» Given problem
Below is a block of records. Copy every line in it that contains the word "предоставление".

» Exercise input
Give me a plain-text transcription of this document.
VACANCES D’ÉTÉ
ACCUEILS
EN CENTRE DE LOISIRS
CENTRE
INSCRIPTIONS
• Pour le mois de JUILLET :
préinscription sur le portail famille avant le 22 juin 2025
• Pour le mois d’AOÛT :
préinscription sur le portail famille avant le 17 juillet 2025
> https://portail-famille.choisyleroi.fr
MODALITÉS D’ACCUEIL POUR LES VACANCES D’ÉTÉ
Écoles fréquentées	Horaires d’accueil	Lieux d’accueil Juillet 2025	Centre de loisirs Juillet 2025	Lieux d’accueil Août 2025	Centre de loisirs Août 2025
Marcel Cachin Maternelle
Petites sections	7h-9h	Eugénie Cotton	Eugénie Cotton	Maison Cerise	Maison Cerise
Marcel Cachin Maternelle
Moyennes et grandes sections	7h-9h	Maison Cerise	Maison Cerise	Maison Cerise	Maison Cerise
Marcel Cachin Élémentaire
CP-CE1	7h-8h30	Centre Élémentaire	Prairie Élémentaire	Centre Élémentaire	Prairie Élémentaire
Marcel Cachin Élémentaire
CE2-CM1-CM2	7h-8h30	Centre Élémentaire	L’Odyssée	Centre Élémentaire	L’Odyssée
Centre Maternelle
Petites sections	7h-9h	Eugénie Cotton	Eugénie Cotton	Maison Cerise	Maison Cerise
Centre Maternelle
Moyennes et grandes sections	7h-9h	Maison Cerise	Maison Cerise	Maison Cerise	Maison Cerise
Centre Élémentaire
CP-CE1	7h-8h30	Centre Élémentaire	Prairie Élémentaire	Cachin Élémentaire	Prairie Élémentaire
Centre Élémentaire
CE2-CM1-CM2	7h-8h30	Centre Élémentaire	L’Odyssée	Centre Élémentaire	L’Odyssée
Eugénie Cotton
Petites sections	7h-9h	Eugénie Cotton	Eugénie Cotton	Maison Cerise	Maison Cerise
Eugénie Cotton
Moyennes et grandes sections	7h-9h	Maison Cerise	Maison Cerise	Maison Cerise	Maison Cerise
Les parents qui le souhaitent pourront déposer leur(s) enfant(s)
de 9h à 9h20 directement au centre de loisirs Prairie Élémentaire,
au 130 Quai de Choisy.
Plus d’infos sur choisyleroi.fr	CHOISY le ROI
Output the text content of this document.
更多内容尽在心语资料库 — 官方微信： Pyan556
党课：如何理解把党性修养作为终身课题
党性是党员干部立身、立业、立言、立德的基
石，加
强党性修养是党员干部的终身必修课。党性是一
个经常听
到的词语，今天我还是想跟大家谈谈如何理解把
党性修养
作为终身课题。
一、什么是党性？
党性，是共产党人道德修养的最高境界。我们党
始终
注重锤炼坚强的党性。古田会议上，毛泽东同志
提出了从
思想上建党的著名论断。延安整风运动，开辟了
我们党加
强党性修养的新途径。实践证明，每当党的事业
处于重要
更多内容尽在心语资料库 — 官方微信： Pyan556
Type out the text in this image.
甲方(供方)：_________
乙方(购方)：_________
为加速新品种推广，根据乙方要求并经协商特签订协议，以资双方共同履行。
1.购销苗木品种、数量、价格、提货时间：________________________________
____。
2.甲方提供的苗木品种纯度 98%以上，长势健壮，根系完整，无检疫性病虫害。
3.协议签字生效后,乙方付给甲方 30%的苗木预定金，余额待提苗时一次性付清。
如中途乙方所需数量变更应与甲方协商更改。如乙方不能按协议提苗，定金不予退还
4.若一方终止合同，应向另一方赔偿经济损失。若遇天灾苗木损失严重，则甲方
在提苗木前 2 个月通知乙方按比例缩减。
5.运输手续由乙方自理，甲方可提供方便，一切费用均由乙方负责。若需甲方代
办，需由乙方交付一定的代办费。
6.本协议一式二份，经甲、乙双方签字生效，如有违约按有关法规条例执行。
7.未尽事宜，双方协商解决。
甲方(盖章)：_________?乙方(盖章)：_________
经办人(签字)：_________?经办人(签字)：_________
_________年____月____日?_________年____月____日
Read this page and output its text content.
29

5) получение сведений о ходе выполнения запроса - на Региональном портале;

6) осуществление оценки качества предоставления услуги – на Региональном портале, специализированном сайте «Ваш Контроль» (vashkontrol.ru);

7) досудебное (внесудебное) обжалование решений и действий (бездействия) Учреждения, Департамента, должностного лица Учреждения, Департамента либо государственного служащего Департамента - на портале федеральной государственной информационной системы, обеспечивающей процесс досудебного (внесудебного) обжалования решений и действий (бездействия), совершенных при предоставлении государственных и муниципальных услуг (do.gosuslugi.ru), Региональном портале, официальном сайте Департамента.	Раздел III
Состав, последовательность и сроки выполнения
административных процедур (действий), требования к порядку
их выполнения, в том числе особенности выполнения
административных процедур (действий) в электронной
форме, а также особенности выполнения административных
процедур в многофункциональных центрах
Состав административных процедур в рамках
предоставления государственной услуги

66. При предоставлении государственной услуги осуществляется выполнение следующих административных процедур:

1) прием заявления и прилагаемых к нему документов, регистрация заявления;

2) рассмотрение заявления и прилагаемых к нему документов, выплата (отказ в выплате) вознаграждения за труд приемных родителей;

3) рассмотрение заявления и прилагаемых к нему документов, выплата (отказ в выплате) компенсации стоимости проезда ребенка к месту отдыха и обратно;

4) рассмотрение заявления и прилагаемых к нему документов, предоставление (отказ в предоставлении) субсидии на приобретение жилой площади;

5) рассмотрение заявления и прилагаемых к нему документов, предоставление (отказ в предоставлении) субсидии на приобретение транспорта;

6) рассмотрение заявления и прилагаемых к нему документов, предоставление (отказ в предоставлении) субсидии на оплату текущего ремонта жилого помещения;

» Written answer
4) рассмотрение заявления и прилагаемых к нему документов, предоставление (отказ в предоставлении) субсидии на приобретение жилой площади;
5) рассмотрение заявления и прилагаемых к нему документов, предоставление (отказ в предоставлении) субсидии на приобретение транспорта;
6) рассмотрение заявления и прилагаемых к нему документов, предоставление (отказ в предоставлении) субсидии на оплату текущего ремонта жилого помещения;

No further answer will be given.